> [Document section]:

Section 11933, Revised Codes of 1921, requires the clerk of[1, 2] the district court to keep a calendar of all criminal actions, enumerated according to the date of the filing of the information. Section 11934 provides that the calendar must be disposed of in the order therein named, "unless for good cause the court shall direct an action to be tried out of its order." Section 11940 provides: "If the case is not postponed, it must be set down for trial on some certain day, in the order in which it appears on the calendar, unless by consent it is set down for trial out of its order." Counsel contends that this case appeared on the calendar before the Griffin Case; that it was not postponed, nor was there any good cause shown why it should be set out of order.

Clearly, the sections above referred to are directory only, and do not prescribe a hard-and-fast rule which the court must follow in the disposal of the cases on the trial calendar. In the orderly transaction of its business, the court has authority *370 and power to control its own docket and the order in which it may try cases. (Merchants' National Bank v. Greenhood, 16 Mont. 395,41 P. 250.) A different rule would result in confusion, delay, and a condition of chaos rendering the speedy and orderly administration of justice impossible.

No showing was made by defendant in support of the objection that he would be prejudiced or that a fair and impartial jury could not be obtained, and we cannot say, as a matter of law, that the court erred in its ruling. In passing upon the question the court was called upon to exercise a sound legal discretion, and, in the absence of a clear showing of abuse thereof, this court will not interfere. Error will not be presumed. (State v.Mott, 29 Mont. 292, 74 P. 728; Swain v. McMillan,30 Mont. 433, 76 P. 943.) There is not anything in the record to indicate that defendant was prejudiced by the court's ruling, and a careful review of the evidence convinces us that no fair and impartial jury could have reached a conclusion different from the one reached by the jury which tried the case.

> [To be done]:
a) Answer these questions from the court opinion excerpt:
(i) Under Section 11933, who must keep the calendar of criminal actions?
(ii) What term does the court use to describe the calendar sections cited by counsel?
(iii) According to the court, what will not be presumed?
b) Carry the court opinion excerpt forward from its final sentence, keeping its style.
The data after this text plays no part in the work here.

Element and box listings
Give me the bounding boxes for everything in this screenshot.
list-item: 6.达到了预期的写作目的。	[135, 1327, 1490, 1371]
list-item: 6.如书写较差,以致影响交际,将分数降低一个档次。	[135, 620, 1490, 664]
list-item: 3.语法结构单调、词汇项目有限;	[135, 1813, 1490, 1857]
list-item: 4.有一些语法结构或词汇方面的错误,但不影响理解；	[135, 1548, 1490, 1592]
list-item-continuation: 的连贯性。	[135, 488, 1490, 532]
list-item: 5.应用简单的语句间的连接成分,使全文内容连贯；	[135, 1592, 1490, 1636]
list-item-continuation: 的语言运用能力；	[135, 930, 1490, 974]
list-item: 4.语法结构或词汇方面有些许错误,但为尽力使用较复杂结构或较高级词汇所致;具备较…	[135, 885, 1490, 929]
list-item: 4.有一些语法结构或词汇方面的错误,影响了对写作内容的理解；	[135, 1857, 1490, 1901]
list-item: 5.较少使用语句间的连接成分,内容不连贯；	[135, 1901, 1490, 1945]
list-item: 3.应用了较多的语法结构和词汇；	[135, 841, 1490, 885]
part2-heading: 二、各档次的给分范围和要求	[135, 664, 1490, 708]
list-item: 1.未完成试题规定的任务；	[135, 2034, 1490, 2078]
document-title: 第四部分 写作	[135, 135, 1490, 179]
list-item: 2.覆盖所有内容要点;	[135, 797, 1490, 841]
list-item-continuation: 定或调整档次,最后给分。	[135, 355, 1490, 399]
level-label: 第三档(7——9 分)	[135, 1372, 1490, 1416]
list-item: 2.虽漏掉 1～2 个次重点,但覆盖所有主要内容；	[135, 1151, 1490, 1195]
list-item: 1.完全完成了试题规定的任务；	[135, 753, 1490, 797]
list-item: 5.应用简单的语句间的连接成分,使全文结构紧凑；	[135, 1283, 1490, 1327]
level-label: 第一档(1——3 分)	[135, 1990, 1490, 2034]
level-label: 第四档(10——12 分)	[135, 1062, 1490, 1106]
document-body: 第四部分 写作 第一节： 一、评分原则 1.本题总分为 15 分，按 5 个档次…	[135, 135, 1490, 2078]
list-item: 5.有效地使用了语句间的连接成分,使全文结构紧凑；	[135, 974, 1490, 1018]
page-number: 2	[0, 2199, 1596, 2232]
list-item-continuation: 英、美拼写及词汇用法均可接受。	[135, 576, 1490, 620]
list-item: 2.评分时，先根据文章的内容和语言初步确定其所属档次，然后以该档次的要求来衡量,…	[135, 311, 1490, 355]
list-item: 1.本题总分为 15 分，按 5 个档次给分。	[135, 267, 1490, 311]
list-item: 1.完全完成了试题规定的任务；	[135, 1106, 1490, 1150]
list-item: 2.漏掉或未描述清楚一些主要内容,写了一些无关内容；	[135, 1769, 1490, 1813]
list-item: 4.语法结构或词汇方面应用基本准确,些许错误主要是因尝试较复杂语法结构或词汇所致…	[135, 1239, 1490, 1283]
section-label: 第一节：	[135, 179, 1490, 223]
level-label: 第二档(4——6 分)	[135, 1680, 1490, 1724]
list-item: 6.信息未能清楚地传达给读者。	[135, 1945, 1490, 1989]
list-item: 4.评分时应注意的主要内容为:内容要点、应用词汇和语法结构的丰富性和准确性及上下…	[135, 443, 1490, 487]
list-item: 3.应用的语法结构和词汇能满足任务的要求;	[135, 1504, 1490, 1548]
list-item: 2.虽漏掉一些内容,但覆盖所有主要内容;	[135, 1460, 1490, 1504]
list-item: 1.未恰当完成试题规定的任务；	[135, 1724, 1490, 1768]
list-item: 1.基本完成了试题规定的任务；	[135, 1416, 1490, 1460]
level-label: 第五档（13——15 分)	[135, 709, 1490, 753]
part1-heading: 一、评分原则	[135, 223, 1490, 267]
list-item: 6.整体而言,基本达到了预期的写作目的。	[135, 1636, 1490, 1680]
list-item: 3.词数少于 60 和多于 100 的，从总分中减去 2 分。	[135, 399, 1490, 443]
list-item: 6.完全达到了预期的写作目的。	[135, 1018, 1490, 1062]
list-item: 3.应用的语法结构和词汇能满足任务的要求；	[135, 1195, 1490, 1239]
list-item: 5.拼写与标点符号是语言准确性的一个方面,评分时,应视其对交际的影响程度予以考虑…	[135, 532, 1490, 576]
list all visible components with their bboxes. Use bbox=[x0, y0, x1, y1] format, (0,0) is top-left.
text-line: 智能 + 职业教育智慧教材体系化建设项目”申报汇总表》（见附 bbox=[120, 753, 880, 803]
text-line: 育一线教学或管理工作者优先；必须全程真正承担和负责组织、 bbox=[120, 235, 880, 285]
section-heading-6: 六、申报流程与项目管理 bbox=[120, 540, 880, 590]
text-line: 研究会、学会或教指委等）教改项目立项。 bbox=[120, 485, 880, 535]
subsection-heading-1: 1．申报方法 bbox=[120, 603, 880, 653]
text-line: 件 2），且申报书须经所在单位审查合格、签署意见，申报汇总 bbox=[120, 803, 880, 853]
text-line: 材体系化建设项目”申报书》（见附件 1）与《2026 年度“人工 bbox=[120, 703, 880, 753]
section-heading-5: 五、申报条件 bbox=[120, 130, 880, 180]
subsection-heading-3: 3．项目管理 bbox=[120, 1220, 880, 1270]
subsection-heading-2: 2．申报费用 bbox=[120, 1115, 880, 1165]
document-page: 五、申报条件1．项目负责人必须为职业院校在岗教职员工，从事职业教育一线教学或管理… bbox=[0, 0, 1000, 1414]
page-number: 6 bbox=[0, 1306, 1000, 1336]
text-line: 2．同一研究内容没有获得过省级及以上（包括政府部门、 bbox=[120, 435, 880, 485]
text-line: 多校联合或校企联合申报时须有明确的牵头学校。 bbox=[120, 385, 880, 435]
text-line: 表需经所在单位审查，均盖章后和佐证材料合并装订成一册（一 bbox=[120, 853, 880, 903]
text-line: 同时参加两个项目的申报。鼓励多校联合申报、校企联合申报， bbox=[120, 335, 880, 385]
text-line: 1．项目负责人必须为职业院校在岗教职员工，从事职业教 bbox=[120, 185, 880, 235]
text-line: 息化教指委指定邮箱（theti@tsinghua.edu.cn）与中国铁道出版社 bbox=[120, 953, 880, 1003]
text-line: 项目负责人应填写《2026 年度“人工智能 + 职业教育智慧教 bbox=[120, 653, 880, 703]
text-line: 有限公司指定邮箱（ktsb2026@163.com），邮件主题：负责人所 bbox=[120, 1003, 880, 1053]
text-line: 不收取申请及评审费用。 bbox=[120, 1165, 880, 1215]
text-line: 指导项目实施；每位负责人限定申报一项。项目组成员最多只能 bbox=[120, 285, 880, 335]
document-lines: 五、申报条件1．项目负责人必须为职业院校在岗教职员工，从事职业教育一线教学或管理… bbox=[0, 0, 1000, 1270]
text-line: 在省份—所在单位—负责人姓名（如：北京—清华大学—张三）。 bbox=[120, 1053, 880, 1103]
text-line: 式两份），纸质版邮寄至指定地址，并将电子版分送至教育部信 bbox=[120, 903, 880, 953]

> [Answers provided]:
a)
(i) The clerk of the district court.
(ii) Directory only.
(iii) Error.

b)
Error is predicated upon the denial of defendant's motion to[3] withdraw from the consideration of the jury the testimony of the witness Charles Rogers. The witness testified to a conversation had with the defendant on or about the 15th of November, 1927, in which defendant said if he met Tom Gabel that he (defendant) would kill him. Considered in connection with other testimony in the case, and the fact that Gabel had made a statement to the county attorney on November 9 implicating defendant, that defendant had been arrested on the charge of larceny of the Johnson cattle, that Gabel was the principal witness for the state, and that defendant knew Gabel was in possession of facts which would establish defendant's guilt, we think the testimony was competent; the weight to be given it, under the circumstances, was for the jury to determine.

Complaint is made that the court erred in refusing to have a[4] portion of the record read at the request of counsel. The contention is without merit. The request related to a *371 matter of little importance, and was an appeal to the discretion of the court.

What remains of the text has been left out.